Raw records:
▼
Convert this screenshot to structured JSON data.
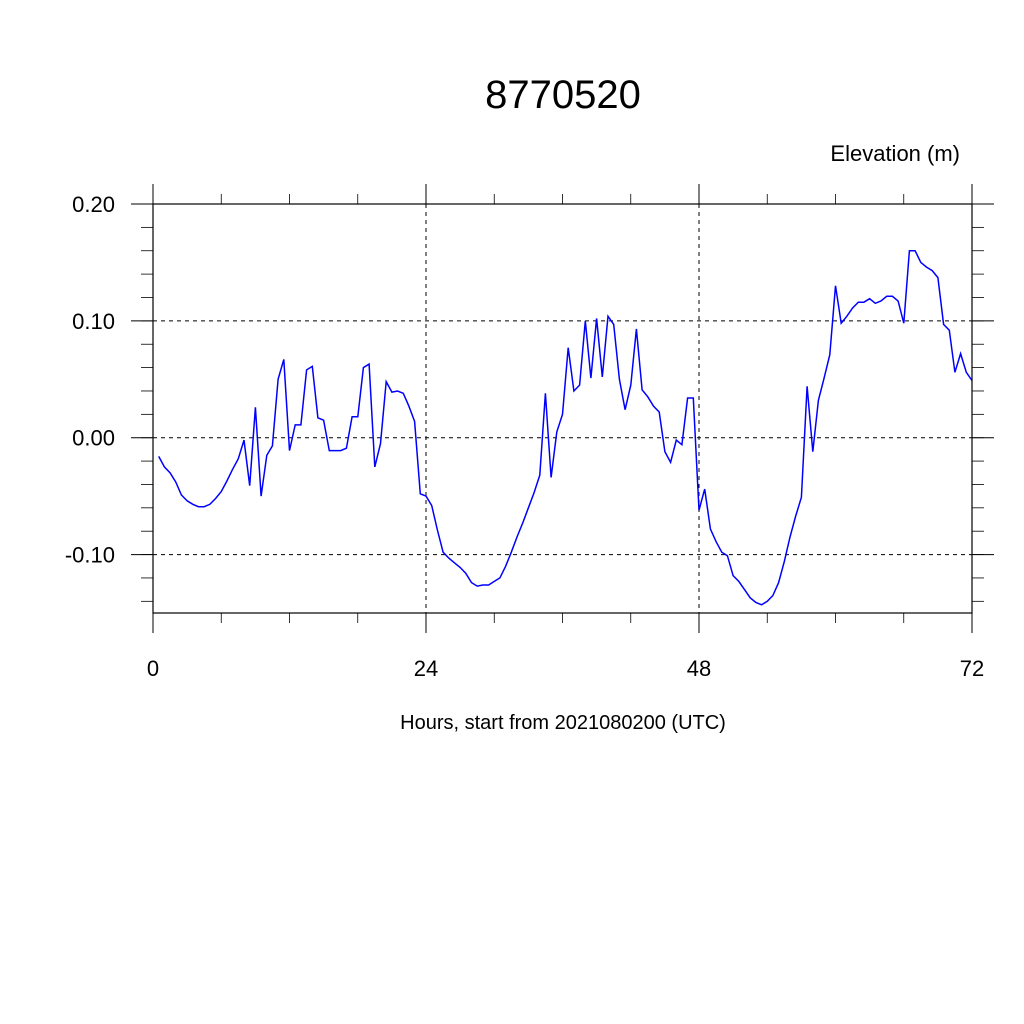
{
  "chart_data": {
    "type": "line",
    "title": "8770520",
    "ylabel": "Elevation (m)",
    "xlabel": "Hours, start from 2021080200 (UTC)",
    "xlim": [
      0,
      72
    ],
    "ylim": [
      -0.15,
      0.2
    ],
    "x_ticks": [
      0,
      24,
      48,
      72
    ],
    "x_tick_labels": [
      "0",
      "24",
      "48",
      "72"
    ],
    "y_ticks": [
      0.2,
      0.1,
      0.0,
      -0.1
    ],
    "y_tick_labels": [
      "0.20",
      "0.10",
      "0.00",
      "-0.10"
    ],
    "grid": "dashed at major ticks",
    "line_color": "#0000ff",
    "series": [
      {
        "x": [
          0.5,
          1,
          1.5,
          2,
          2.5,
          3,
          3.5,
          4,
          4.5,
          5,
          5.5,
          6,
          6.5,
          7,
          7.5,
          8,
          8.5,
          9,
          9.5,
          10,
          10.5,
          11,
          11.5,
          12,
          12.5,
          13,
          13.5,
          14,
          14.5,
          15,
          15.5,
          16,
          16.5,
          17,
          17.5,
          18,
          18.5,
          19,
          19.5,
          20,
          20.5,
          21,
          21.5,
          22,
          22.5,
          23,
          23.5,
          24,
          24.5,
          25,
          25.5,
          26,
          26.5,
          27,
          27.5,
          28,
          28.5,
          29,
          29.5,
          30,
          30.5,
          31,
          31.5,
          32,
          32.5,
          33,
          33.5,
          34,
          34.5,
          35,
          35.5,
          36,
          36.5,
          37,
          37.5,
          38,
          38.5,
          39,
          39.5,
          40,
          40.5,
          41,
          41.5,
          42,
          42.5,
          43,
          43.5,
          44,
          44.5,
          45,
          45.5,
          46,
          46.5,
          47,
          47.5,
          48,
          48.5,
          49,
          49.5,
          50,
          50.5,
          51,
          51.5,
          52,
          52.5,
          53,
          53.5,
          54,
          54.5,
          55,
          55.5,
          56,
          56.5,
          57,
          57.5,
          58,
          58.5,
          59,
          59.5,
          60,
          60.5,
          61,
          61.5,
          62,
          62.5,
          63,
          63.5,
          64,
          64.5,
          65,
          65.5,
          66,
          66.5,
          67,
          67.5,
          68,
          68.5,
          69,
          69.5,
          70,
          70.5,
          71,
          71.5,
          72
        ],
        "y": [
          -0.016,
          -0.025,
          -0.03,
          -0.038,
          -0.049,
          -0.054,
          -0.057,
          -0.059,
          -0.059,
          -0.057,
          -0.052,
          -0.046,
          -0.037,
          -0.027,
          -0.018,
          -0.002,
          -0.041,
          0.026,
          -0.05,
          -0.015,
          -0.007,
          0.05,
          0.067,
          -0.011,
          0.011,
          0.011,
          0.058,
          0.061,
          0.017,
          0.015,
          -0.011,
          -0.011,
          -0.011,
          -0.009,
          0.018,
          0.018,
          0.06,
          0.063,
          -0.025,
          -0.005,
          0.048,
          0.039,
          0.04,
          0.038,
          0.027,
          0.014,
          -0.048,
          -0.05,
          -0.058,
          -0.079,
          -0.098,
          -0.103,
          -0.107,
          -0.111,
          -0.116,
          -0.124,
          -0.127,
          -0.126,
          -0.126,
          -0.123,
          -0.12,
          -0.11,
          -0.098,
          -0.085,
          -0.073,
          -0.06,
          -0.047,
          -0.032,
          0.038,
          -0.034,
          0.005,
          0.02,
          0.077,
          0.04,
          0.045,
          0.1,
          0.051,
          0.102,
          0.052,
          0.104,
          0.097,
          0.05,
          0.024,
          0.045,
          0.093,
          0.041,
          0.035,
          0.027,
          0.022,
          -0.012,
          -0.021,
          -0.002,
          -0.006,
          0.034,
          0.034,
          -0.062,
          -0.044,
          -0.078,
          -0.089,
          -0.098,
          -0.101,
          -0.118,
          -0.123,
          -0.13,
          -0.137,
          -0.141,
          -0.143,
          -0.14,
          -0.135,
          -0.124,
          -0.106,
          -0.085,
          -0.067,
          -0.051,
          0.044,
          -0.012,
          0.032,
          0.051,
          0.071,
          0.13,
          0.098,
          0.104,
          0.111,
          0.116,
          0.116,
          0.119,
          0.115,
          0.117,
          0.121,
          0.121,
          0.117,
          0.098,
          0.16,
          0.16,
          0.15,
          0.146,
          0.143,
          0.137,
          0.097,
          0.092,
          0.056,
          0.072,
          0.056,
          0.049
        ]
      }
    ]
  }
}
▲
- [REQUIREMENT]: Return the records exactly. Don't carry the pictures over.

- [FINISHED ANSWER]:
Convert this screenshot to structured JSON data.
{
  "chart_data": {
    "type": "line",
    "title": "8770520",
    "ylabel": "Elevation (m)",
    "xlabel": "Hours, start from 2021080200 (UTC)",
    "xlim": [
      0,
      72
    ],
    "ylim": [
      -0.15,
      0.2
    ],
    "x_ticks": [
      0,
      24,
      48,
      72
    ],
    "x_tick_labels": [
      "0",
      "24",
      "48",
      "72"
    ],
    "y_ticks": [
      0.2,
      0.1,
      0.0,
      -0.1
    ],
    "y_tick_labels": [
      "0.20",
      "0.10",
      "0.00",
      "-0.10"
    ],
    "grid": "dashed at major ticks",
    "line_color": "#0000ff",
    "series": [
      {
        "x": [
          0.5,
          1,
          1.5,
          2,
          2.5,
          3,
          3.5,
          4,
          4.5,
          5,
          5.5,
          6,
          6.5,
          7,
          7.5,
          8,
          8.5,
          9,
          9.5,
          10,
          10.5,
          11,
          11.5,
          12,
          12.5,
          13,
          13.5,
          14,
          14.5,
          15,
          15.5,
          16,
          16.5,
          17,
          17.5,
          18,
          18.5,
          19,
          19.5,
          20,
          20.5,
          21,
          21.5,
          22,
          22.5,
          23,
          23.5,
          24,
          24.5,
          25,
          25.5,
          26,
          26.5,
          27,
          27.5,
          28,
          28.5,
          29,
          29.5,
          30,
          30.5,
          31,
          31.5,
          32,
          32.5,
          33,
          33.5,
          34,
          34.5,
          35,
          35.5,
          36,
          36.5,
          37,
          37.5,
          38,
          38.5,
          39,
          39.5,
          40,
          40.5,
          41,
          41.5,
          42,
          42.5,
          43,
          43.5,
          44,
          44.5,
          45,
          45.5,
          46,
          46.5,
          47,
          47.5,
          48,
          48.5,
          49,
          49.5,
          50,
          50.5,
          51,
          51.5,
          52,
          52.5,
          53,
          53.5,
          54,
          54.5,
          55,
          55.5,
          56,
          56.5,
          57,
          57.5,
          58,
          58.5,
          59,
          59.5,
          60,
          60.5,
          61,
          61.5,
          62,
          62.5,
          63,
          63.5,
          64,
          64.5,
          65,
          65.5,
          66,
          66.5,
          67,
          67.5,
          68,
          68.5,
          69,
          69.5,
          70,
          70.5,
          71,
          71.5,
          72
        ],
        "y": [
          -0.016,
          -0.025,
          -0.03,
          -0.038,
          -0.049,
          -0.054,
          -0.057,
          -0.059,
          -0.059,
          -0.057,
          -0.052,
          -0.046,
          -0.037,
          -0.027,
          -0.018,
          -0.002,
          -0.041,
          0.026,
          -0.05,
          -0.015,
          -0.007,
          0.05,
          0.067,
          -0.011,
          0.011,
          0.011,
          0.058,
          0.061,
          0.017,
          0.015,
          -0.011,
          -0.011,
          -0.011,
          -0.009,
          0.018,
          0.018,
          0.06,
          0.063,
          -0.025,
          -0.005,
          0.048,
          0.039,
          0.04,
          0.038,
          0.027,
          0.014,
          -0.048,
          -0.05,
          -0.058,
          -0.079,
          -0.098,
          -0.103,
          -0.107,
          -0.111,
          -0.116,
          -0.124,
          -0.127,
          -0.126,
          -0.126,
          -0.123,
          -0.12,
          -0.11,
          -0.098,
          -0.085,
          -0.073,
          -0.06,
          -0.047,
          -0.032,
          0.038,
          -0.034,
          0.005,
          0.02,
          0.077,
          0.04,
          0.045,
          0.1,
          0.051,
          0.102,
          0.052,
          0.104,
          0.097,
          0.05,
          0.024,
          0.045,
          0.093,
          0.041,
          0.035,
          0.027,
          0.022,
          -0.012,
          -0.021,
          -0.002,
          -0.006,
          0.034,
          0.034,
          -0.062,
          -0.044,
          -0.078,
          -0.089,
          -0.098,
          -0.101,
          -0.118,
          -0.123,
          -0.13,
          -0.137,
          -0.141,
          -0.143,
          -0.14,
          -0.135,
          -0.124,
          -0.106,
          -0.085,
          -0.067,
          -0.051,
          0.044,
          -0.012,
          0.032,
          0.051,
          0.071,
          0.13,
          0.098,
          0.104,
          0.111,
          0.116,
          0.116,
          0.119,
          0.115,
          0.117,
          0.121,
          0.121,
          0.117,
          0.098,
          0.16,
          0.16,
          0.15,
          0.146,
          0.143,
          0.137,
          0.097,
          0.092,
          0.056,
          0.072,
          0.056,
          0.049
        ]
      }
    ]
  }
}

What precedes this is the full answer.